▶ _Directions_
A. Using the Java tutorial excerpt below, decide whether each statement agrees with it. Answer yes or no for each one and quote the words from the excerpt that decide it.
(i) A Panel's paint method is called only in response to update events.
(ii) Java has a formal resource format for defining user interface elements.
(iii) The author built an entire menu bar for the menu.
B. Answer these questions from the Java tutorial excerpt below, one answer per line, marked like the questions.
(i) What is the popup menu interface element called in Java?
(ii) Which event sent to a Panel does the author trap in handleEvent?
(iii) What background color does the constructor give the color menu?
C. Write a continuation of the Java tutorial excerpt below, starting after its final sentence.

───── Source text

The Graphics class contains all the QuickDraw-like routines for drawing arcs, ovals, rectangles and round rectangles. The paint method of a Panel is called in response to update events only, so take this into consideration when threads or other updating alters state information that an update routine depends on.

 public void paint(Graphics g){
 g.setColor(menuColors[curColorIndex]);
 g.setPaintMode();
 
 g.fillRect(10,10, 100, 100);
 }

Panels are equipped to handle all user-input events like keyboard input, mouse movement, clicks, and dragging. Most event processing can be left to the built-in classes. In this case, I’m trapping the event sent to a Panel when the browser is closing the window. I could prompt the user for input, or alter the handling of the event.

 public boolean handleEvent(Event inEvent) {
 switch (inEvent.id) {
 case Event.WINDOW_DESTROY:
 System.exit(0);
 return true;

 default:
 return false;
 }
 }
}

Rather than implement an entire menu bar for a menu, I decided to opt for the popup menu. In Java, the popup menu interface element is called Choice selection. In order to respond to the user, I let the Panel perform the normal event processing regarding the tracking and updating. By overriding the action method, I am able to respond only to changes in the value of the PopUp menu and send an update signal to the target Panel.

class PopUpMenu extends Panel {
 TargetPanelthisPanel;

The constructor for our class receives a reference to the Panel that will need updates when the value of the PopUp Menu is changed. As of this writing, Java lacks a formal resource format; thus all user interface elements must be hard-coded. Bummer. It’s likely that IDE vendors on multiple platforms, or perhaps Sun, may define a resource format to allow strings, menus and control titles to be defined in an external manner.

 public PopUpMenu(TargetPanel inMenu) {
 thisPanel = inMenu;
 
 setLayout(new FlowLayout());
 setBackground(Color.lightGray);
 
 Choice colorMenu = new Choice();

 colorMenu.addItem("Red");
 colorMenu.addItem("Green");
 colorMenu.addItem("Blue");
 colorMenu.addItem("Yellow");
 colorMenu.addItem("Cyan");
 colorMenu.addItem("Magenta");
 colorMenu.addItem("Black");
 
 colorMenu.setBackground(Color.lightGray);
 add(colorMenu);
 }

 public void paint(Graphics g) {
 Rectangle r = bounds();
 
 g.setColor(Color.lightGray);

This is one my favorite Graphics toolkit calls. It paints those 3D-like shadows around a standard rectangle to yield a bevel. Maybe an Apple engineer can add one to Copland.

──────────
───── Data extract

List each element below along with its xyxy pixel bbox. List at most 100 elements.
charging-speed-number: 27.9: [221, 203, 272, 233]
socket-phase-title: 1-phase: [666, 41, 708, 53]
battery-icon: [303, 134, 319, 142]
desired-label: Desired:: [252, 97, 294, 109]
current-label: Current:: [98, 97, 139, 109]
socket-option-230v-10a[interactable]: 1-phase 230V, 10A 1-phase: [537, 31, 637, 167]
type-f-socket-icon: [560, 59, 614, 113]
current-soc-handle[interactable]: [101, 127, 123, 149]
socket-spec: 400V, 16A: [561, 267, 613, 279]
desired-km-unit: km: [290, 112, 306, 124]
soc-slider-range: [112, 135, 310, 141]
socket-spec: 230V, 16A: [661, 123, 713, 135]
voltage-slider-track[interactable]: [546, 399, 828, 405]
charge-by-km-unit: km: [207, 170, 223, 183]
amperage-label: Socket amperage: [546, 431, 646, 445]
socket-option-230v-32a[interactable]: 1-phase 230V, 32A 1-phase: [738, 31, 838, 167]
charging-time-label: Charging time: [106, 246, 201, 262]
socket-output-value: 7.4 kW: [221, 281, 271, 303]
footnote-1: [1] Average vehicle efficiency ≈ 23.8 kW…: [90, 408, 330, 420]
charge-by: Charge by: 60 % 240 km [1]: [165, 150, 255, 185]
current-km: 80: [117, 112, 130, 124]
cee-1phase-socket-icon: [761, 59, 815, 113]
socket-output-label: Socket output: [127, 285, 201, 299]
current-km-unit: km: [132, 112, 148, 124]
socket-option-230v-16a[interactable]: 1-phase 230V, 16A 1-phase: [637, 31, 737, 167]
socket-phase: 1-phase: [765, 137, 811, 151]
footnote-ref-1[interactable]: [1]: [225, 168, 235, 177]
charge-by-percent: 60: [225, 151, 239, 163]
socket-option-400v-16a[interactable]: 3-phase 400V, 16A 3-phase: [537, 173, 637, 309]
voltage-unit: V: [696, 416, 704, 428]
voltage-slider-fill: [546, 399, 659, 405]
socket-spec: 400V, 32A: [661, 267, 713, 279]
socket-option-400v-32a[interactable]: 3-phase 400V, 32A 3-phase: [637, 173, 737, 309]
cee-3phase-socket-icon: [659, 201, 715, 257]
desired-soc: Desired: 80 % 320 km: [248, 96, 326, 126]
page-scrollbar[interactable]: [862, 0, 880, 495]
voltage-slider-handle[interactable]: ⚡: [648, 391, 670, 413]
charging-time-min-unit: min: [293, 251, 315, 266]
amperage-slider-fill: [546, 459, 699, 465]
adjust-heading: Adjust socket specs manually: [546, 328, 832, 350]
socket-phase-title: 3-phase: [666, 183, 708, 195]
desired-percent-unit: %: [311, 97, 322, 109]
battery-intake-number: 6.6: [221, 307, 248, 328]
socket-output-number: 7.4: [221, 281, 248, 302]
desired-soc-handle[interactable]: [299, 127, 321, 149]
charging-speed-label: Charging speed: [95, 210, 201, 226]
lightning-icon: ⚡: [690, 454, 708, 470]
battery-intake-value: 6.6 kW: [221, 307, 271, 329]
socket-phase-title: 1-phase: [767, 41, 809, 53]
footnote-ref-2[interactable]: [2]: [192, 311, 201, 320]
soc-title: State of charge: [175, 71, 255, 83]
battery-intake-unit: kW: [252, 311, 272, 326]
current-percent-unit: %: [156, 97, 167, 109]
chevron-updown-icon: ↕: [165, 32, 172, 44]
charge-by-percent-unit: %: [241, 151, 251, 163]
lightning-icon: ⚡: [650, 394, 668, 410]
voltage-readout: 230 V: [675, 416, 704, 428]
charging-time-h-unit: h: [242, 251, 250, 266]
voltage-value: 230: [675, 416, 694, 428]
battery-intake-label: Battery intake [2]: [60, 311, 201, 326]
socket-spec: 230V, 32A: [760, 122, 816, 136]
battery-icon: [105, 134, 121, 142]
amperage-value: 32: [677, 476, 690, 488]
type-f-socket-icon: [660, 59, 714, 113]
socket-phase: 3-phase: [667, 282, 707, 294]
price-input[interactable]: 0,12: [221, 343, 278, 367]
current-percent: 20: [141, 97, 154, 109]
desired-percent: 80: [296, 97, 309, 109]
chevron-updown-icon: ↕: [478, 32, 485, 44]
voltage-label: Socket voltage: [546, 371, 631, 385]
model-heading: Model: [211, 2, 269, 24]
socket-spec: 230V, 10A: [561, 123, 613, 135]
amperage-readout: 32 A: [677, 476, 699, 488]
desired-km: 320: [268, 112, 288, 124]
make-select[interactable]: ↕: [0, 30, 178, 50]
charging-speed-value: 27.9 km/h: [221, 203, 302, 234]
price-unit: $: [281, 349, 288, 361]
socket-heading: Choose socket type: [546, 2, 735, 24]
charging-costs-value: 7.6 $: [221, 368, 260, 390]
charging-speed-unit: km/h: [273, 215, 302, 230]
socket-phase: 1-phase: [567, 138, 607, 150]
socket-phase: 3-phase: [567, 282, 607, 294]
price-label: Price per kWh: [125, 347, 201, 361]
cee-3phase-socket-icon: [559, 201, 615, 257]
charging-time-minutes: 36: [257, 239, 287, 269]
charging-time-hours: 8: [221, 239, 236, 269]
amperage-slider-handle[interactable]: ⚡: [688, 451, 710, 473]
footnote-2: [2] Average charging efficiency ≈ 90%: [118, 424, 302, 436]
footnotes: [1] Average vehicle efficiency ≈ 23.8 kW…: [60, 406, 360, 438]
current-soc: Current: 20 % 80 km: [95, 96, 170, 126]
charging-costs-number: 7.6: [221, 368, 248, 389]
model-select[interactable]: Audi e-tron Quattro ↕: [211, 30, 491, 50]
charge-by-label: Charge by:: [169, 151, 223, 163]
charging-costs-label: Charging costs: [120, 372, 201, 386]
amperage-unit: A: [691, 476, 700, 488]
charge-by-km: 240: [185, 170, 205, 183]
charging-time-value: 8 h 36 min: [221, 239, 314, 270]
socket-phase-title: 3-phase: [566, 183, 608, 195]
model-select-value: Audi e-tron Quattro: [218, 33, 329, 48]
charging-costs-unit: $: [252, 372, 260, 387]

──────────

▶ _Expected results_
A.
(i) Yes: "The paint method of a Panel is called in response to update events only"
(ii) No: "Java lacks a formal resource format; thus all user interface elements must be hard-coded"
(iii) No: "Rather than implement an entire menu bar for a menu, I decided to opt for the popup menu"

B.
(i) Choice selection
(ii) The event sent when the browser is closing the window (Event.WINDOW_DESTROY)
(iii) Light gray (Color.lightGray)

C.
 g.draw3DRect(0, 0, r.width, r.height, false);
 }

Generally in a layout you may have several user interface elements of various object types. To identify the correct object type you may use Runtime Type Indentification (RTTI) before attempting to typecast and access a particular method. The instanceof operator in Java returns true if an object is a proper instance of the given class.

 public boolean action(
 Event inEvent, Object inObject) {
 if (inEvent.target instanceof Choice) {                       
 // Correct object type - PopUpMenu
 String menuSelection = (String) inObject;

Since we are responding to changes in the PopUpMenu control, the action method gives us the current value. The value of a Choice object is a String. This is a little inconvenient since we cannot use Strings in a switch statement. Also it duplicates the references to the contents of the menu, making program maintenance difficult. I illustrate how to process the normal value returned and a way around relying on the String itself.

 if (menuSelection.equals("Red"))
    // processing standard value returned
 thisPanel.SetColorIndex(0);
 else // because of RTTI I can typecast the target object and
    // access the menu index directly
 thisPanel.SetColorIndex(((Choice)
 inEvent.target).getSelectedIndex());

Send the update signal to the Drawing Panel so the change can be updated immediately.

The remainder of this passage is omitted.